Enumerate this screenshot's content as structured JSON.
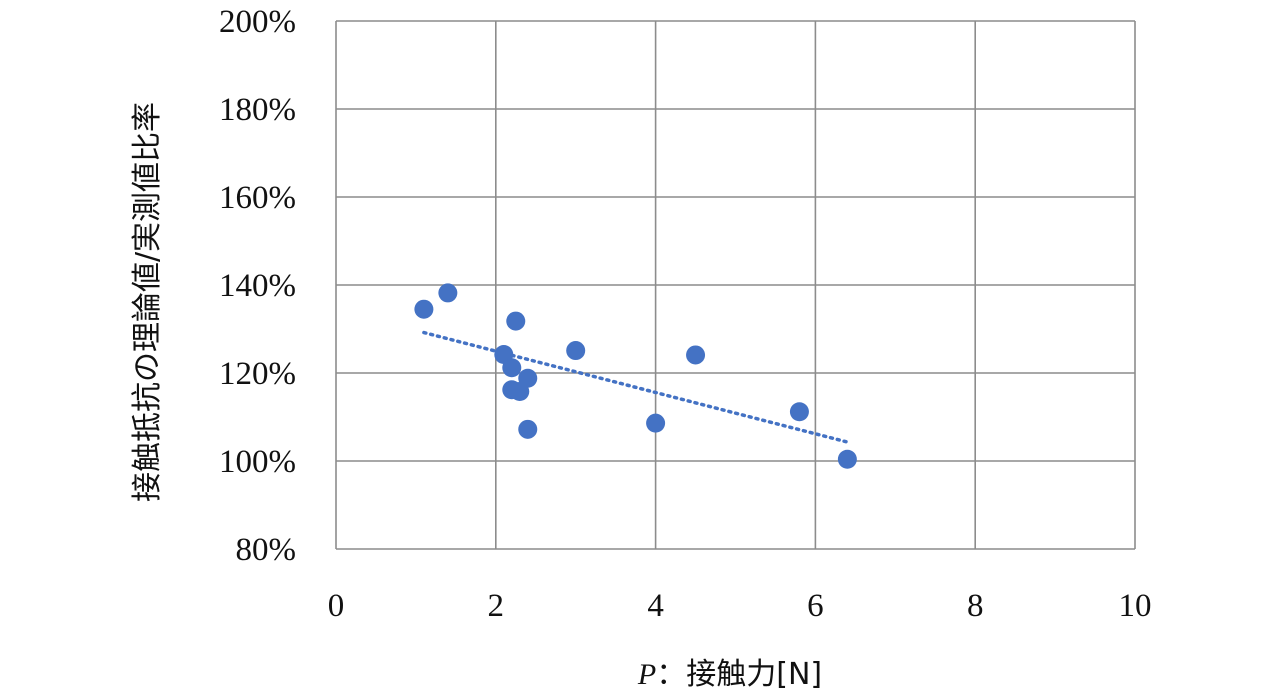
{
  "chart_data": {
    "type": "scatter",
    "title": "",
    "xlabel_italic": "P",
    "xlabel_rest": "：接触力[N]",
    "ylabel": "接触抵抗の理論値/実測値比率",
    "xlim": [
      0,
      10
    ],
    "ylim": [
      0.8,
      2.0
    ],
    "x_ticks": [
      0,
      2,
      4,
      6,
      8,
      10
    ],
    "x_tick_labels": [
      "0",
      "2",
      "4",
      "6",
      "8",
      "10"
    ],
    "y_ticks": [
      0.8,
      1.0,
      1.2,
      1.4,
      1.6,
      1.8,
      2.0
    ],
    "y_tick_labels": [
      "80%",
      "100%",
      "120%",
      "140%",
      "160%",
      "180%",
      "200%"
    ],
    "grid": true,
    "legend": "none",
    "series": [
      {
        "points": [
          {
            "x": 1.1,
            "y": 1.345
          },
          {
            "x": 1.4,
            "y": 1.382
          },
          {
            "x": 2.1,
            "y": 1.242
          },
          {
            "x": 2.2,
            "y": 1.212
          },
          {
            "x": 2.2,
            "y": 1.162
          },
          {
            "x": 2.25,
            "y": 1.318
          },
          {
            "x": 2.3,
            "y": 1.158
          },
          {
            "x": 2.4,
            "y": 1.188
          },
          {
            "x": 2.4,
            "y": 1.072
          },
          {
            "x": 3.0,
            "y": 1.251
          },
          {
            "x": 4.0,
            "y": 1.086
          },
          {
            "x": 4.5,
            "y": 1.241
          },
          {
            "x": 5.8,
            "y": 1.112
          },
          {
            "x": 6.4,
            "y": 1.004
          }
        ],
        "trendline": {
          "type": "linear",
          "x_range": [
            1.1,
            6.4
          ],
          "y_at_start": 1.292,
          "y_at_end": 1.043
        }
      }
    ],
    "colors": {
      "point": "#4472c4",
      "trend": "#4472c4",
      "grid": "#8c8c8c",
      "text": "#111111"
    }
  }
}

**Requirements**
Strip out the images, then output the records above word for word.

**Result of this exercise**
Enumerate this screenshot's content as structured JSON.
{
  "chart_data": {
    "type": "scatter",
    "title": "",
    "xlabel_italic": "P",
    "xlabel_rest": "：接触力[N]",
    "ylabel": "接触抵抗の理論値/実測値比率",
    "xlim": [
      0,
      10
    ],
    "ylim": [
      0.8,
      2.0
    ],
    "x_ticks": [
      0,
      2,
      4,
      6,
      8,
      10
    ],
    "x_tick_labels": [
      "0",
      "2",
      "4",
      "6",
      "8",
      "10"
    ],
    "y_ticks": [
      0.8,
      1.0,
      1.2,
      1.4,
      1.6,
      1.8,
      2.0
    ],
    "y_tick_labels": [
      "80%",
      "100%",
      "120%",
      "140%",
      "160%",
      "180%",
      "200%"
    ],
    "grid": true,
    "legend": "none",
    "series": [
      {
        "points": [
          {
            "x": 1.1,
            "y": 1.345
          },
          {
            "x": 1.4,
            "y": 1.382
          },
          {
            "x": 2.1,
            "y": 1.242
          },
          {
            "x": 2.2,
            "y": 1.212
          },
          {
            "x": 2.2,
            "y": 1.162
          },
          {
            "x": 2.25,
            "y": 1.318
          },
          {
            "x": 2.3,
            "y": 1.158
          },
          {
            "x": 2.4,
            "y": 1.188
          },
          {
            "x": 2.4,
            "y": 1.072
          },
          {
            "x": 3.0,
            "y": 1.251
          },
          {
            "x": 4.0,
            "y": 1.086
          },
          {
            "x": 4.5,
            "y": 1.241
          },
          {
            "x": 5.8,
            "y": 1.112
          },
          {
            "x": 6.4,
            "y": 1.004
          }
        ],
        "trendline": {
          "type": "linear",
          "x_range": [
            1.1,
            6.4
          ],
          "y_at_start": 1.292,
          "y_at_end": 1.043
        }
      }
    ],
    "colors": {
      "point": "#4472c4",
      "trend": "#4472c4",
      "grid": "#8c8c8c",
      "text": "#111111"
    }
  }
}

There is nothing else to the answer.